Figure record listings:

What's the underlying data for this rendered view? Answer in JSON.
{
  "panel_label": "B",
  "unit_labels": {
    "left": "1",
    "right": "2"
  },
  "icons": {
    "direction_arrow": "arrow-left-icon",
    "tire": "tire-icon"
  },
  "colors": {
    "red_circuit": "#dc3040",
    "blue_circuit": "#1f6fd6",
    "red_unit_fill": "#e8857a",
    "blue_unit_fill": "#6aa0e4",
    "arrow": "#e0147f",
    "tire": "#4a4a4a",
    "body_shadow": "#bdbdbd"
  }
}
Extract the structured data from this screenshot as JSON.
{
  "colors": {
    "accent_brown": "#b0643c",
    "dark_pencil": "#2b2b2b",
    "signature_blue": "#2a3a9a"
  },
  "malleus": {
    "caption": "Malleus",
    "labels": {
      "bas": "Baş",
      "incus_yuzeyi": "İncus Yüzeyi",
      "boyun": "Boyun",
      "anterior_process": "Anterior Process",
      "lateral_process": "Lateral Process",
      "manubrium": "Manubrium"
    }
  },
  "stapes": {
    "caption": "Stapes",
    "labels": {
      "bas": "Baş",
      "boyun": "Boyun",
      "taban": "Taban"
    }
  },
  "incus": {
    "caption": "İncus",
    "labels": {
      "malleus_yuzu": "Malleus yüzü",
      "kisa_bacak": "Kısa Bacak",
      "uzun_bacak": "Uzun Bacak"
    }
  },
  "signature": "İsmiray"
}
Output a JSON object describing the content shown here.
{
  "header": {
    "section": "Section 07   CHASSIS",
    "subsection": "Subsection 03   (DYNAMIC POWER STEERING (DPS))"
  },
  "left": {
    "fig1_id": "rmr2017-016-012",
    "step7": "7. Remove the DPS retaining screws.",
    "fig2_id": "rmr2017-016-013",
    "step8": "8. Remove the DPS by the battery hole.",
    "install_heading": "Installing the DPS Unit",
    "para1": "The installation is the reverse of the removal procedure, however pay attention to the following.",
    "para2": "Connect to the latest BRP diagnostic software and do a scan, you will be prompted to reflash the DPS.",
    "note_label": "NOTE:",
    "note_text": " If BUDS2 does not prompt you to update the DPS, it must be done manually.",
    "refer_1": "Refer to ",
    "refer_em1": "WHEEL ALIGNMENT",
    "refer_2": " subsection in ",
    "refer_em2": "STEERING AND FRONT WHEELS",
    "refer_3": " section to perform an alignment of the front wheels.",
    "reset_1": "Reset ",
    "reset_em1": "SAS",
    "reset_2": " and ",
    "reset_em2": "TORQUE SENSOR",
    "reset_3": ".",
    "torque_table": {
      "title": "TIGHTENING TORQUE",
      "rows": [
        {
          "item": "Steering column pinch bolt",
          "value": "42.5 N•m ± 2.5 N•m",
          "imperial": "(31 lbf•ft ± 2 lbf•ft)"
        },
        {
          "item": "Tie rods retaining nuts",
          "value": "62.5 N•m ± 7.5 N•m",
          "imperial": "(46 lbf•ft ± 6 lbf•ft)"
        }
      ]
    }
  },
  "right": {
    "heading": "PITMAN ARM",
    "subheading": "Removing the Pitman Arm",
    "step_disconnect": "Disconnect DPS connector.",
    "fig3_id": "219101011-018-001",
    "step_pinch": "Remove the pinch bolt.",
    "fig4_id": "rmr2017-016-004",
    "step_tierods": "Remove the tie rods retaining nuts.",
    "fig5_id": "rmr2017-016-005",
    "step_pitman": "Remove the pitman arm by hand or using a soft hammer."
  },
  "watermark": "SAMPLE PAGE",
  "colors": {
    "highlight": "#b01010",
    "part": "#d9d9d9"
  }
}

** YOUR INSTRUCTIONS **
Tell how many lines in the material above include the word "pinch", giving the number only.

** RESULT FOR THIS TASK **
2